Short problem | Beginning at the line that contains "What's the underlying", reproduce every line to the end of the material without changing any of them.
[BEGIN]
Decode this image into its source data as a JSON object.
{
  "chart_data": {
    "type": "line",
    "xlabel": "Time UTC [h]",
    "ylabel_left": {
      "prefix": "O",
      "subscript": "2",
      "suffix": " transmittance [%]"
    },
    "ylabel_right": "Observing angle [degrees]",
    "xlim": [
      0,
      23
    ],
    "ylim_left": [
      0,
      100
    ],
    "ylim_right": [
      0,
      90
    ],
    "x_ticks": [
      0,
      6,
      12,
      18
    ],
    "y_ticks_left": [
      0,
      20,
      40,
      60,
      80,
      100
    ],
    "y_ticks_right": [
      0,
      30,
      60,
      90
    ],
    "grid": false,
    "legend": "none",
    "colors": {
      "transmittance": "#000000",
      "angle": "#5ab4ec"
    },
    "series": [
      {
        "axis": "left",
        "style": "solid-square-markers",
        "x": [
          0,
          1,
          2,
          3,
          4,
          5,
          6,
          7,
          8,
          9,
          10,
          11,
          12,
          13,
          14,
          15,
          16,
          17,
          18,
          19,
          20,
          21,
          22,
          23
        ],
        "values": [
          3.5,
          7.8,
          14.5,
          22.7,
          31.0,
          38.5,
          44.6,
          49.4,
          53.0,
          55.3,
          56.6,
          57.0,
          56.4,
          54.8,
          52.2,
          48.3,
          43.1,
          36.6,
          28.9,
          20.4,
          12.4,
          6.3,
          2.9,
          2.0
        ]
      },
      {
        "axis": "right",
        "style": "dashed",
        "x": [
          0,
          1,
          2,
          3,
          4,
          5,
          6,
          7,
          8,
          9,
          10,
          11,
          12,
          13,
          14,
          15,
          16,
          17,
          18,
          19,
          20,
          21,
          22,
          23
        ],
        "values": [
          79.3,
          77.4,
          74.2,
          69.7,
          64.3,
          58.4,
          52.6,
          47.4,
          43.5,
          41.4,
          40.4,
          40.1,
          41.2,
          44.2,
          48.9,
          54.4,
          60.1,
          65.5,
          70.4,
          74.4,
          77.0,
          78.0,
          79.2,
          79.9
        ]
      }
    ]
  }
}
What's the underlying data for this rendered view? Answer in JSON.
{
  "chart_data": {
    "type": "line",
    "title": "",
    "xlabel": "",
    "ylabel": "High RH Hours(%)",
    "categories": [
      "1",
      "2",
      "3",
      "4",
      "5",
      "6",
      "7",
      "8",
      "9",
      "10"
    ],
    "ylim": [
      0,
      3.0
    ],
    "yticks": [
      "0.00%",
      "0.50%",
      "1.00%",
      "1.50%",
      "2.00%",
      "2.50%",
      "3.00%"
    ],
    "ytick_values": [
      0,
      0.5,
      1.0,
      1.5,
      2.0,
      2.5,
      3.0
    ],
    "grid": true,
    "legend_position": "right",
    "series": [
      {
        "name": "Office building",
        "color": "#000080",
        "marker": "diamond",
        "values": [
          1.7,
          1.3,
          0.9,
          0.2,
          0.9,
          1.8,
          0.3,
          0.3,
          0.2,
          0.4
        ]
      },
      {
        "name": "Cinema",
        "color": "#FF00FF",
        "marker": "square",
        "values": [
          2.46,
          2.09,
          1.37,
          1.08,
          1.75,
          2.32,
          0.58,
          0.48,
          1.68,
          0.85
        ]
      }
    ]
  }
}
[END]
Answer in full |
What's the underlying data for this rendered view? Answer in JSON.
{
  "chart_data": {
    "type": "line",
    "title": "",
    "xlabel": "",
    "ylabel": "High RH Hours(%)",
    "categories": [
      "1",
      "2",
      "3",
      "4",
      "5",
      "6",
      "7",
      "8",
      "9",
      "10"
    ],
    "ylim": [
      0,
      3.0
    ],
    "yticks": [
      "0.00%",
      "0.50%",
      "1.00%",
      "1.50%",
      "2.00%",
      "2.50%",
      "3.00%"
    ],
    "ytick_values": [
      0,
      0.5,
      1.0,
      1.5,
      2.0,
      2.5,
      3.0
    ],
    "grid": true,
    "legend_position": "right",
    "series": [
      {
        "name": "Office building",
        "color": "#000080",
        "marker": "diamond",
        "values": [
          1.7,
          1.3,
          0.9,
          0.2,
          0.9,
          1.8,
          0.3,
          0.3,
          0.2,
          0.4
        ]
      },
      {
        "name": "Cinema",
        "color": "#FF00FF",
        "marker": "square",
        "values": [
          2.46,
          2.09,
          1.37,
          1.08,
          1.75,
          2.32,
          0.58,
          0.48,
          1.68,
          0.85
        ]
      }
    ]
  }
}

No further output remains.